▸ **WORK INSTRUCTIONS**
Pick out all lines of the entries that include the word "roasted" and copy them.

___

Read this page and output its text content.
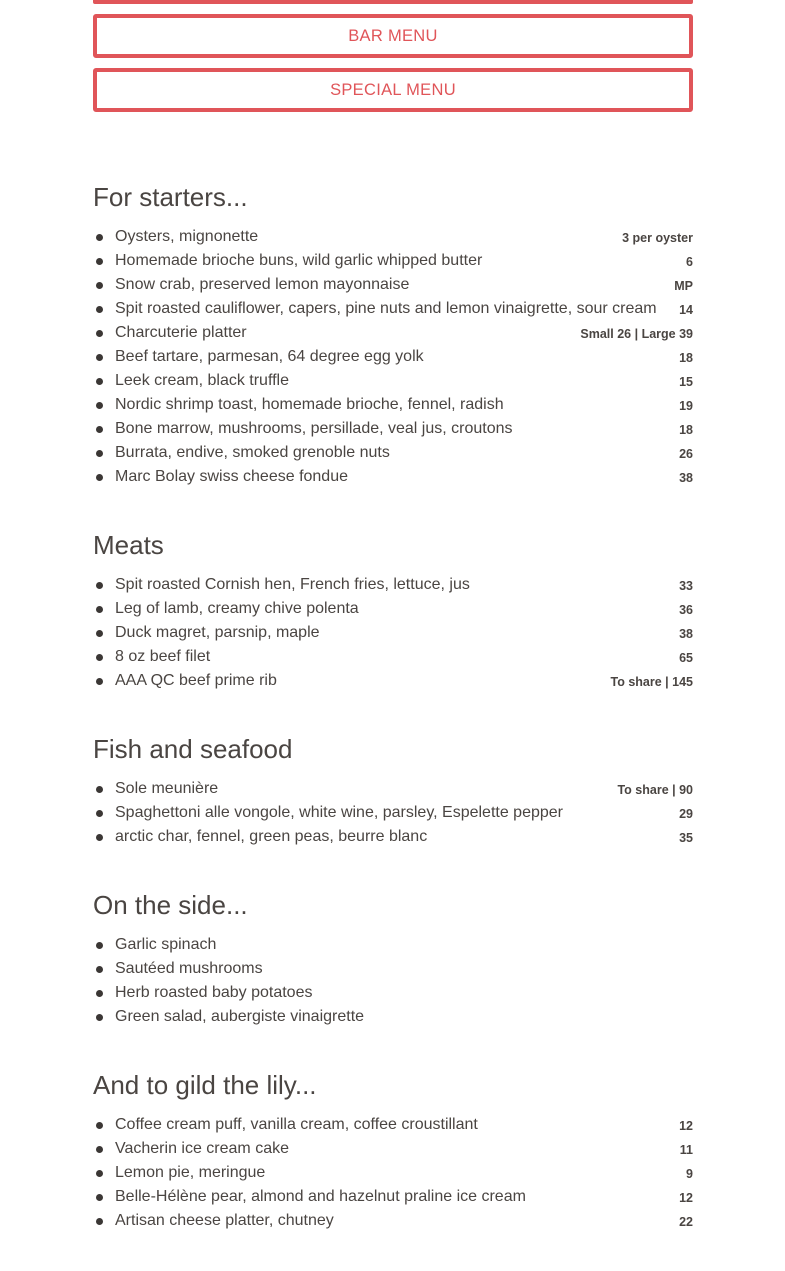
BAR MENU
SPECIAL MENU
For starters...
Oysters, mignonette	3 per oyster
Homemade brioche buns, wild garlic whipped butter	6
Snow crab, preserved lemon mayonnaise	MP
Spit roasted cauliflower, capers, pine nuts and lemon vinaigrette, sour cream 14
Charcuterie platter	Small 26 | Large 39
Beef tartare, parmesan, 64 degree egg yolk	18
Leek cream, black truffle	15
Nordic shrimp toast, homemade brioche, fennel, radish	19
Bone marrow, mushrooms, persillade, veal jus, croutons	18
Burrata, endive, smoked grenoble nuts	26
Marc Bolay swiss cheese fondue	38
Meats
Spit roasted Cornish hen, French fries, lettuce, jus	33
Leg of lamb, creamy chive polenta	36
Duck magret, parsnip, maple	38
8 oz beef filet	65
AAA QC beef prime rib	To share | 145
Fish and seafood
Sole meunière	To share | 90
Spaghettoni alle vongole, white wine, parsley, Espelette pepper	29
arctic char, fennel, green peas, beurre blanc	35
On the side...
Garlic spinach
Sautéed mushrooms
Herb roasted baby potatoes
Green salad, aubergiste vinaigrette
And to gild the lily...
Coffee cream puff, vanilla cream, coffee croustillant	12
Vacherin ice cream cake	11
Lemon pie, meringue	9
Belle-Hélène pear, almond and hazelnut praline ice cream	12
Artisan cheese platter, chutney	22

___

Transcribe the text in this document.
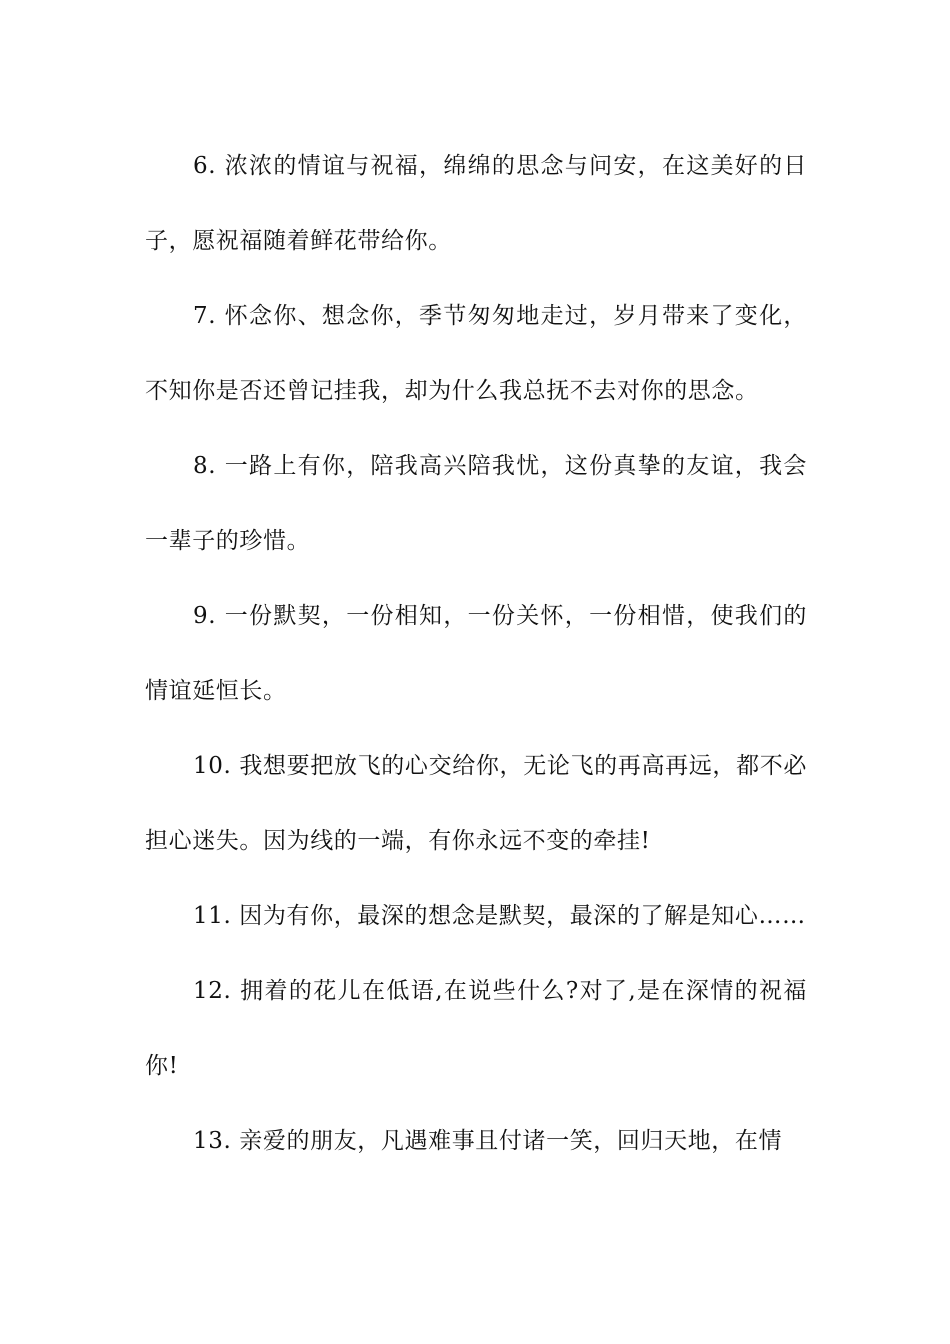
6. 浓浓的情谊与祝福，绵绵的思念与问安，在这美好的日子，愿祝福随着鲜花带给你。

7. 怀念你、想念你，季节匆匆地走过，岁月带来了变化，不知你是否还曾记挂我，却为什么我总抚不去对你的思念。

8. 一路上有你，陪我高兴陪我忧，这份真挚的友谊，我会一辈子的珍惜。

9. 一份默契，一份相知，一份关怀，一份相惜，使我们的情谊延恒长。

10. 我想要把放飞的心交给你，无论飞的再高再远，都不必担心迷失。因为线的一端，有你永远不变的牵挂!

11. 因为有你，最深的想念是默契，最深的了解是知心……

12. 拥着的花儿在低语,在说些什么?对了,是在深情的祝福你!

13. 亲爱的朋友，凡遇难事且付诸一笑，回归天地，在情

___

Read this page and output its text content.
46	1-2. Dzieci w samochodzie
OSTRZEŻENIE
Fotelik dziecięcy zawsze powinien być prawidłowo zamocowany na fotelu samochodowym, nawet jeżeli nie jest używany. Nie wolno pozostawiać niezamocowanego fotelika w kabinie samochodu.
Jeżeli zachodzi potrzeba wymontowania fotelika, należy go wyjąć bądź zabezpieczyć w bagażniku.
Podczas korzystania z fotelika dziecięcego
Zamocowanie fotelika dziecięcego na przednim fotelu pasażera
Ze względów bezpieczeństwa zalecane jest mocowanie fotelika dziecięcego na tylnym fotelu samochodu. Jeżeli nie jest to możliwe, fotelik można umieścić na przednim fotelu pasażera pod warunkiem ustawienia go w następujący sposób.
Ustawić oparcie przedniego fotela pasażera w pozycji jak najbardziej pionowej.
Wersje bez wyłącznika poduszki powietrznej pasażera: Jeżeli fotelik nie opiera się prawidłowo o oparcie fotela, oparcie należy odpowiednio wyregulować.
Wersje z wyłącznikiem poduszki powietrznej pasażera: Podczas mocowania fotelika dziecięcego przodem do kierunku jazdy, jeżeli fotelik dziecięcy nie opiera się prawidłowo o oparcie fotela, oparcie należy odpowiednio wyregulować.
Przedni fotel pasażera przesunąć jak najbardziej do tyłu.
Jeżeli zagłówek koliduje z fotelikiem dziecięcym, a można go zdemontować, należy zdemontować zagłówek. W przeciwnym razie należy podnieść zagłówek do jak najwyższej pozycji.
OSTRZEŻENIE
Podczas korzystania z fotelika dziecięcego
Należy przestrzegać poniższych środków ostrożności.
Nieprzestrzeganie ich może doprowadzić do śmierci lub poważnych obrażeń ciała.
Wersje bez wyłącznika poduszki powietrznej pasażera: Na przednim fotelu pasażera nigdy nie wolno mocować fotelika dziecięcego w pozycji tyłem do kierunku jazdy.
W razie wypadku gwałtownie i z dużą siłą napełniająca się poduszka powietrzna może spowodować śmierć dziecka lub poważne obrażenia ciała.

___

▸ **SOLUTION TO THIS PROBLEM**
Spit roasted cauliflower, capers, pine nuts and lemon vinaigrette, sour cream 14
Spit roasted Cornish hen, French fries, lettuce, jus	33
Herb roasted baby potatoes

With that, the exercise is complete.